Exercise description => Reproduce every record exactly as it appears, but not the pictures.

Given entries =>
* * * *

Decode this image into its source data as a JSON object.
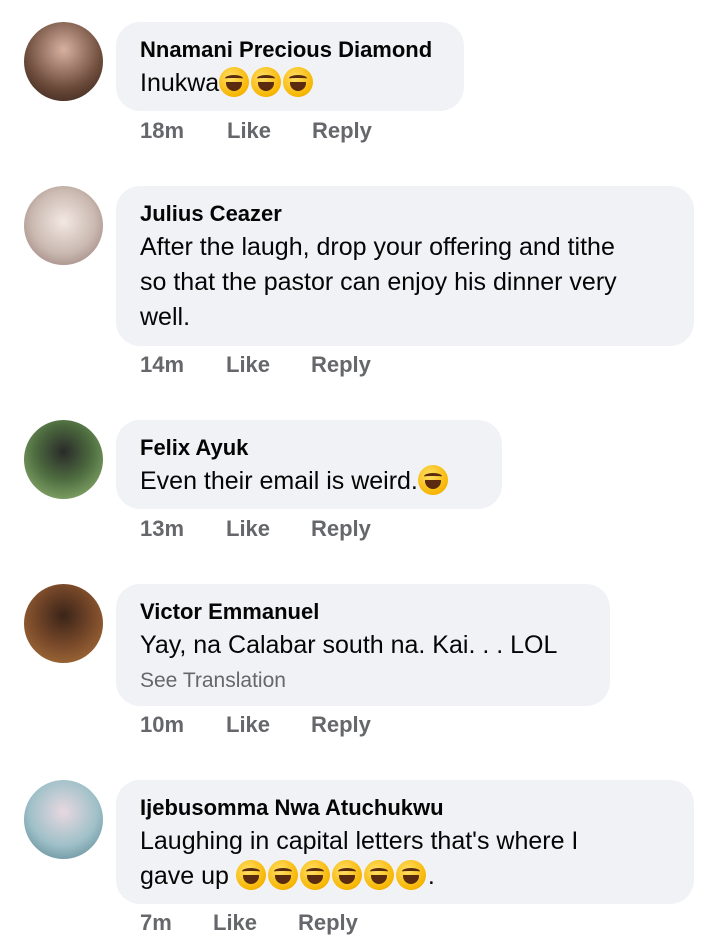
{
  "comments": [
    {
      "name": "Nnamani Precious Diamond",
      "text": "Inukwa",
      "emoji_count": 3,
      "emoji_icon": "rolling-laughing-emoji-icon",
      "time": "18m",
      "like": "Like",
      "reply": "Reply",
      "avatar_color": "#6b4a3a"
    },
    {
      "name": "Julius Ceazer",
      "text_lines": [
        "After the laugh, drop your offering and tithe",
        "so that the pastor can enjoy his dinner very",
        "well."
      ],
      "time": "14m",
      "like": "Like",
      "reply": "Reply",
      "avatar_color": "#c9b8b0"
    },
    {
      "name": "Felix Ayuk",
      "text": "Even their email is weird.",
      "emoji_count": 1,
      "emoji_icon": "tears-of-joy-emoji-icon",
      "time": "13m",
      "like": "Like",
      "reply": "Reply",
      "avatar_color": "#6f8f5a"
    },
    {
      "name": "Victor Emmanuel",
      "text": "Yay, na Calabar south na. Kai. . . LOL",
      "see_translation": "See Translation",
      "time": "10m",
      "like": "Like",
      "reply": "Reply",
      "avatar_color": "#7a4a2a"
    },
    {
      "name": "Ijebusomma Nwa Atuchukwu",
      "text_line1": "Laughing in capital letters that's where I",
      "text_line2": "gave up",
      "text_end": ".",
      "emoji_count": 6,
      "emoji_icon": "tears-of-joy-emoji-icon",
      "time": "7m",
      "like": "Like",
      "reply": "Reply",
      "avatar_color": "#9fc0c8"
    }
  ]
}
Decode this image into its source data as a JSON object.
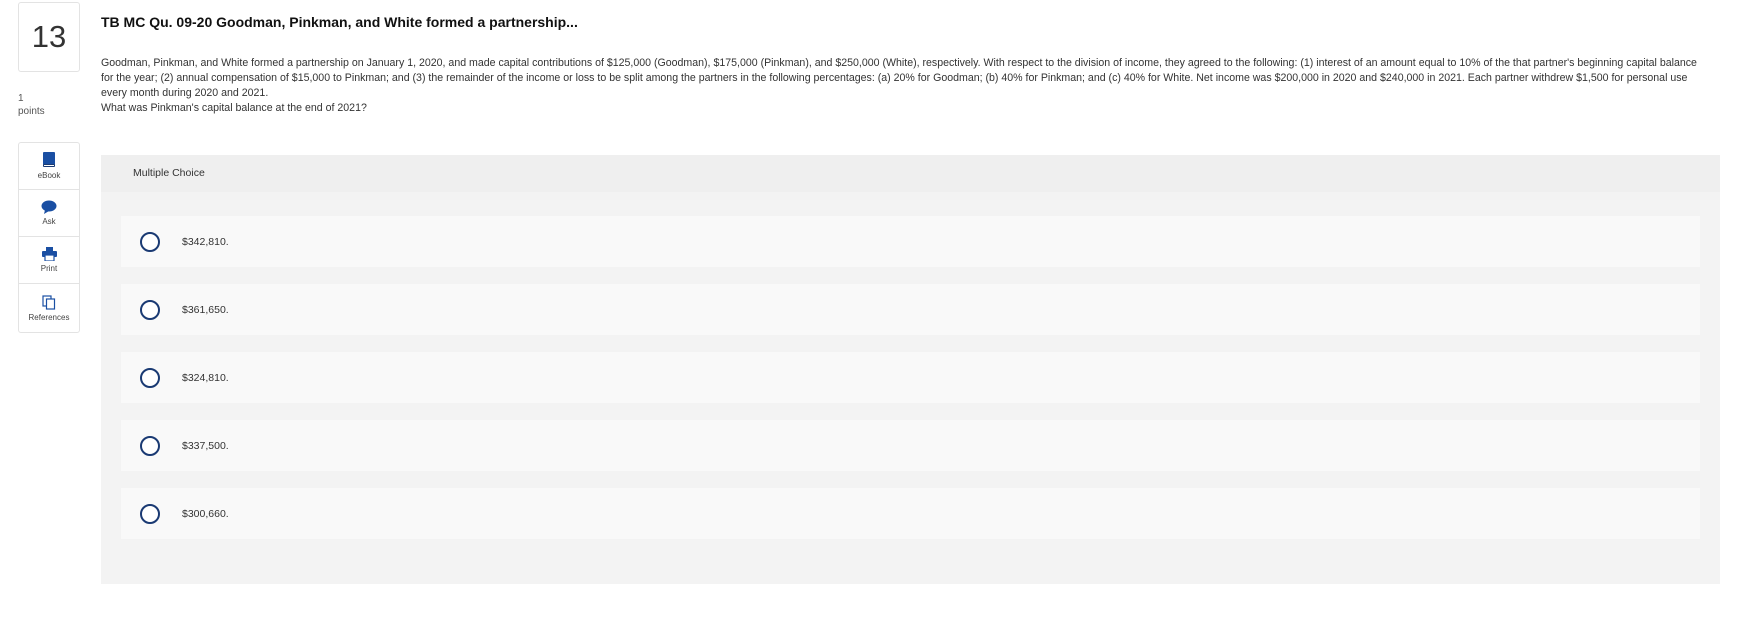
{
  "question": {
    "number": "13",
    "points_value": "1",
    "points_label": "points",
    "title": "TB MC Qu. 09-20 Goodman, Pinkman, and White formed a partnership...",
    "stem": "Goodman, Pinkman, and White formed a partnership on January 1, 2020, and made capital contributions of $125,000 (Goodman), $175,000 (Pinkman), and $250,000 (White), respectively. With respect to the division of income, they agreed to the following: (1) interest of an amount equal to 10% of the that partner's beginning capital balance for the year; (2) annual compensation of $15,000 to Pinkman; and (3) the remainder of the income or loss to be split among the partners in the following percentages: (a) 20% for Goodman; (b) 40% for Pinkman; and (c) 40% for White. Net income was $200,000 in 2020 and $240,000 in 2021. Each partner withdrew $1,500 for personal use every month during 2020 and 2021.",
    "prompt": "What was Pinkman's capital balance at the end of 2021?"
  },
  "tools": [
    {
      "label": "eBook",
      "icon": "book-icon"
    },
    {
      "label": "Ask",
      "icon": "chat-bubble-icon"
    },
    {
      "label": "Print",
      "icon": "printer-icon"
    },
    {
      "label": "References",
      "icon": "documents-icon"
    }
  ],
  "multiple_choice": {
    "header": "Multiple Choice",
    "options": [
      "$342,810.",
      "$361,650.",
      "$324,810.",
      "$337,500.",
      "$300,660."
    ]
  },
  "colors": {
    "accent": "#1a3a73",
    "panel": "#efefef",
    "option_bg": "#f9f9f9"
  }
}
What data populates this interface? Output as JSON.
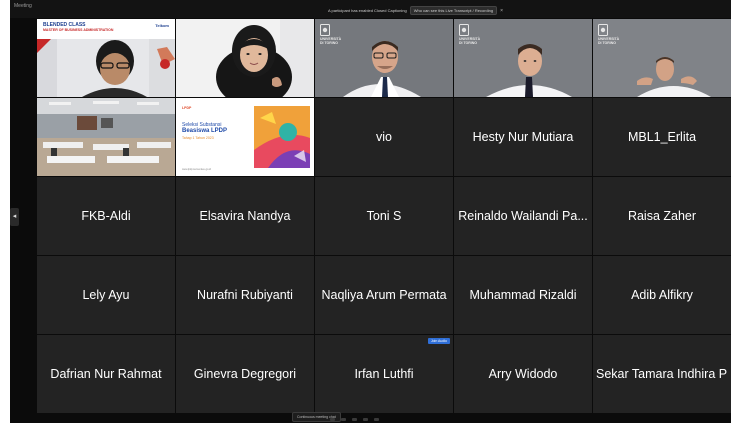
{
  "topbar": {
    "left_label": "Meeting",
    "recording_text": "A participant has enabled Closed Captioning",
    "recording_pill": "Who can see this Live Transcript / Recording",
    "close_glyph": "×"
  },
  "slide_tile": {
    "title": "BLENDED CLASS",
    "subtitle": "MASTER OF BUSINESS ADMINISTRATION",
    "logo": "Telkom"
  },
  "uni_tile": {
    "line1": "UNIVERSITÀ",
    "line2": "DI TORINO"
  },
  "slide2_tile": {
    "top": "LPDP",
    "title1": "Seleksi Substansi",
    "title2": "Beasiswa LPDP",
    "sub": "Tahap 1 Tahun 2023",
    "foot": "www.lpdp.kemenkeu.go.id"
  },
  "participants": [
    {
      "name": "vio"
    },
    {
      "name": "Hesty Nur Mutiara"
    },
    {
      "name": "MBL1_Erlita"
    },
    {
      "name": "FKB-Aldi"
    },
    {
      "name": "Elsavira Nandya"
    },
    {
      "name": "Toni S"
    },
    {
      "name": "Reinaldo Wailandi Pa..."
    },
    {
      "name": "Raisa Zaher"
    },
    {
      "name": "Lely Ayu"
    },
    {
      "name": "Nurafni Rubiyanti"
    },
    {
      "name": "Naqliya Arum Permata"
    },
    {
      "name": "Muhammad Rizaldi"
    },
    {
      "name": "Adib Alfikry"
    },
    {
      "name": "Dafrian Nur Rahmat"
    },
    {
      "name": "Ginevra Degregori"
    },
    {
      "name": "Irfan Luthfi",
      "badge": "Join Audio"
    },
    {
      "name": "Arry Widodo"
    },
    {
      "name": "Sekar Tamara Indhira P"
    }
  ],
  "bottom_tip": "Continuous meeting chat",
  "side_arrow_glyph": "◂",
  "colors": {
    "active_speaker": "#3fae5a",
    "tile_bg": "#232323",
    "badge": "#2f6fd8"
  }
}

* * * *

Full answer =>
Decode this image into its source data as a JSON object.
{
  "comments": [
    {
      "name": "Nnamani Precious Diamond",
      "text": "Inukwa",
      "emoji_count": 3,
      "emoji_icon": "rolling-laughing-emoji-icon",
      "time": "18m",
      "like": "Like",
      "reply": "Reply",
      "avatar_color": "#6b4a3a"
    },
    {
      "name": "Julius Ceazer",
      "text_lines": [
        "After the laugh, drop your offering and tithe",
        "so that the pastor can enjoy his dinner very",
        "well."
      ],
      "time": "14m",
      "like": "Like",
      "reply": "Reply",
      "avatar_color": "#c9b8b0"
    },
    {
      "name": "Felix Ayuk",
      "text": "Even their email is weird.",
      "emoji_count": 1,
      "emoji_icon": "tears-of-joy-emoji-icon",
      "time": "13m",
      "like": "Like",
      "reply": "Reply",
      "avatar_color": "#6f8f5a"
    },
    {
      "name": "Victor Emmanuel",
      "text": "Yay, na Calabar south na. Kai. . . LOL",
      "see_translation": "See Translation",
      "time": "10m",
      "like": "Like",
      "reply": "Reply",
      "avatar_color": "#7a4a2a"
    },
    {
      "name": "Ijebusomma Nwa Atuchukwu",
      "text_line1": "Laughing in capital letters that's where I",
      "text_line2": "gave up",
      "text_end": ".",
      "emoji_count": 6,
      "emoji_icon": "tears-of-joy-emoji-icon",
      "time": "7m",
      "like": "Like",
      "reply": "Reply",
      "avatar_color": "#9fc0c8"
    }
  ]
}
Decode this image into its source data as a JSON object.
{
  "question": {
    "number": "13",
    "points_value": "1",
    "points_label": "points",
    "title": "TB MC Qu. 09-20 Goodman, Pinkman, and White formed a partnership...",
    "stem": "Goodman, Pinkman, and White formed a partnership on January 1, 2020, and made capital contributions of $125,000 (Goodman), $175,000 (Pinkman), and $250,000 (White), respectively. With respect to the division of income, they agreed to the following: (1) interest of an amount equal to 10% of the that partner's beginning capital balance for the year; (2) annual compensation of $15,000 to Pinkman; and (3) the remainder of the income or loss to be split among the partners in the following percentages: (a) 20% for Goodman; (b) 40% for Pinkman; and (c) 40% for White. Net income was $200,000 in 2020 and $240,000 in 2021. Each partner withdrew $1,500 for personal use every month during 2020 and 2021.",
    "prompt": "What was Pinkman's capital balance at the end of 2021?"
  },
  "tools": [
    {
      "label": "eBook",
      "icon": "book-icon"
    },
    {
      "label": "Ask",
      "icon": "chat-bubble-icon"
    },
    {
      "label": "Print",
      "icon": "printer-icon"
    },
    {
      "label": "References",
      "icon": "documents-icon"
    }
  ],
  "multiple_choice": {
    "header": "Multiple Choice",
    "options": [
      "$342,810.",
      "$361,650.",
      "$324,810.",
      "$337,500.",
      "$300,660."
    ]
  },
  "colors": {
    "accent": "#1a3a73",
    "panel": "#efefef",
    "option_bg": "#f9f9f9"
  }
}
What data populates this interface? Output as JSON.
{
  "topbar": {
    "left_label": "Meeting",
    "recording_text": "A participant has enabled Closed Captioning",
    "recording_pill": "Who can see this Live Transcript / Recording",
    "close_glyph": "×"
  },
  "slide_tile": {
    "title": "BLENDED CLASS",
    "subtitle": "MASTER OF BUSINESS ADMINISTRATION",
    "logo": "Telkom"
  },
  "uni_tile": {
    "line1": "UNIVERSITÀ",
    "line2": "DI TORINO"
  },
  "slide2_tile": {
    "top": "LPDP",
    "title1": "Seleksi Substansi",
    "title2": "Beasiswa LPDP",
    "sub": "Tahap 1 Tahun 2023",
    "foot": "www.lpdp.kemenkeu.go.id"
  },
  "participants": [
    {
      "name": "vio"
    },
    {
      "name": "Hesty Nur Mutiara"
    },
    {
      "name": "MBL1_Erlita"
    },
    {
      "name": "FKB-Aldi"
    },
    {
      "name": "Elsavira Nandya"
    },
    {
      "name": "Toni S"
    },
    {
      "name": "Reinaldo Wailandi Pa..."
    },
    {
      "name": "Raisa Zaher"
    },
    {
      "name": "Lely Ayu"
    },
    {
      "name": "Nurafni Rubiyanti"
    },
    {
      "name": "Naqliya Arum Permata"
    },
    {
      "name": "Muhammad Rizaldi"
    },
    {
      "name": "Adib Alfikry"
    },
    {
      "name": "Dafrian Nur Rahmat"
    },
    {
      "name": "Ginevra Degregori"
    },
    {
      "name": "Irfan Luthfi",
      "badge": "Join Audio"
    },
    {
      "name": "Arry Widodo"
    },
    {
      "name": "Sekar Tamara Indhira P"
    }
  ],
  "bottom_tip": "Continuous meeting chat",
  "side_arrow_glyph": "◂",
  "colors": {
    "active_speaker": "#3fae5a",
    "tile_bg": "#232323",
    "badge": "#2f6fd8"
  }
}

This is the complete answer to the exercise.